Your copy of the material below should match it exactly, except that it holds no pictures.

----------

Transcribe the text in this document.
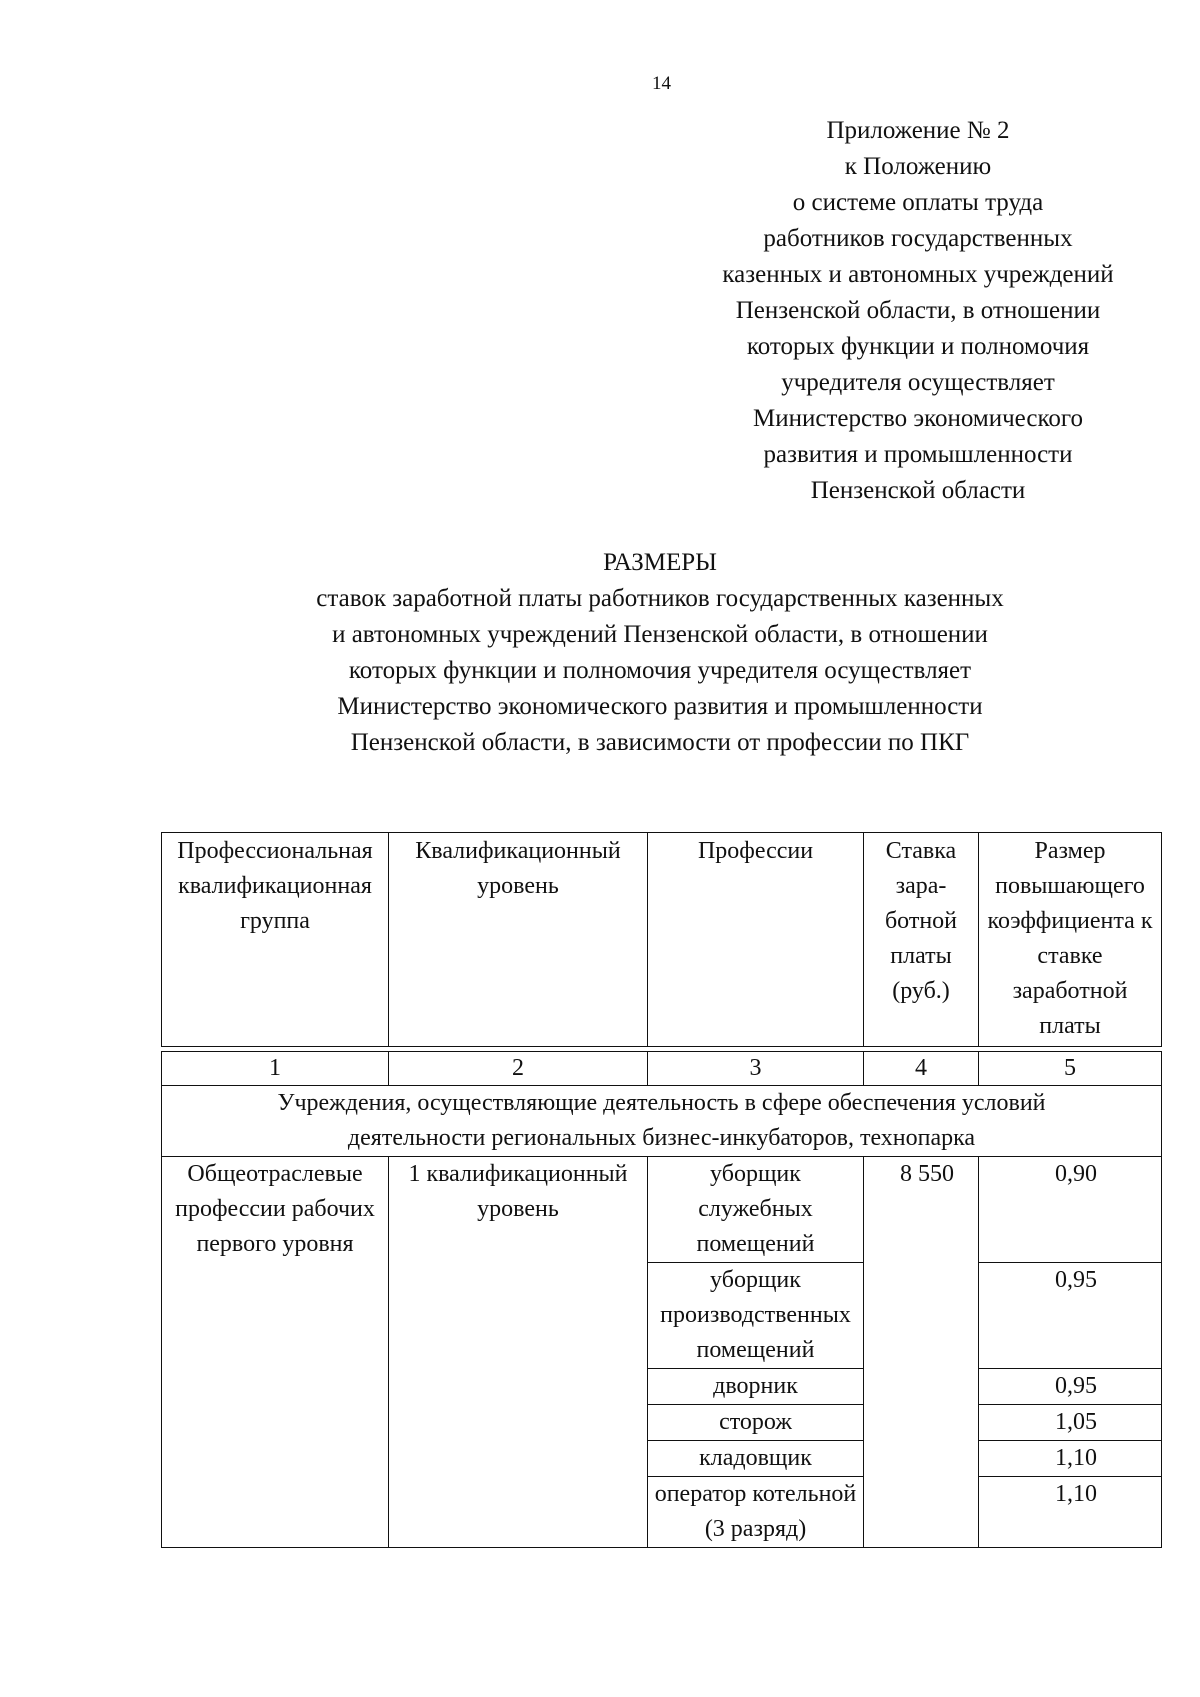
14
Приложение № 2
к Положению
о системе оплаты труда
работников государственных
казенных и автономных учреждений
Пензенской области, в отношении
которых функции и полномочия
учредителя осуществляет
Министерство экономического
развития и промышленности
Пензенской области
РАЗМЕРЫ
ставок заработной платы работников государственных казенных
и автономных учреждений Пензенской области, в отношении
которых функции и полномочия учредителя осуществляет
Министерство экономического развития и промышленности
Пензенской области, в зависимости от профессии по ПКГ
Профессиональная квалификационная группа	Квалификационный уровень	Профессии	Ставка зара-ботной платы (руб.)	Размер повышающего коэффициента к ставке заработной платы

1	2	3	4	5
Учреждения, осуществляющие деятельность в сфере обеспечения условий деятельности региональных бизнес-инкубаторов, технопарка				
Общеотраслевые профессии рабочих первого уровня	1 квалификационный уровень	уборщик служебных помещений	8 550	0,90
		уборщик производственных помещений		0,95
		дворник		0,95
		сторож		1,05
		кладовщик		1,10
		оператор котельной (3 разряд)		1,10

----------

Solution below:
Transcribe the text in this document.
14
Приложение № 2
к Положению
о системе оплаты труда
работников государственных
казенных и автономных учреждений
Пензенской области, в отношении
которых функции и полномочия
учредителя осуществляет
Министерство экономического
развития и промышленности
Пензенской области
РАЗМЕРЫ
ставок заработной платы работников государственных казенных
и автономных учреждений Пензенской области, в отношении
которых функции и полномочия учредителя осуществляет
Министерство экономического развития и промышленности
Пензенской области, в зависимости от профессии по ПКГ
Профессиональная квалификационная группа	Квалификационный уровень	Профессии	Ставка зара-ботной платы (руб.)	Размер повышающего коэффициента к ставке заработной платы

1	2	3	4	5
Учреждения, осуществляющие деятельность в сфере обеспечения условий деятельности региональных бизнес-инкубаторов, технопарка				
Общеотраслевые профессии рабочих первого уровня	1 квалификационный уровень	уборщик служебных помещений	8 550	0,90
		уборщик производственных помещений		0,95
		дворник		0,95
		сторож		1,05
		кладовщик		1,10
		оператор котельной (3 разряд)		1,10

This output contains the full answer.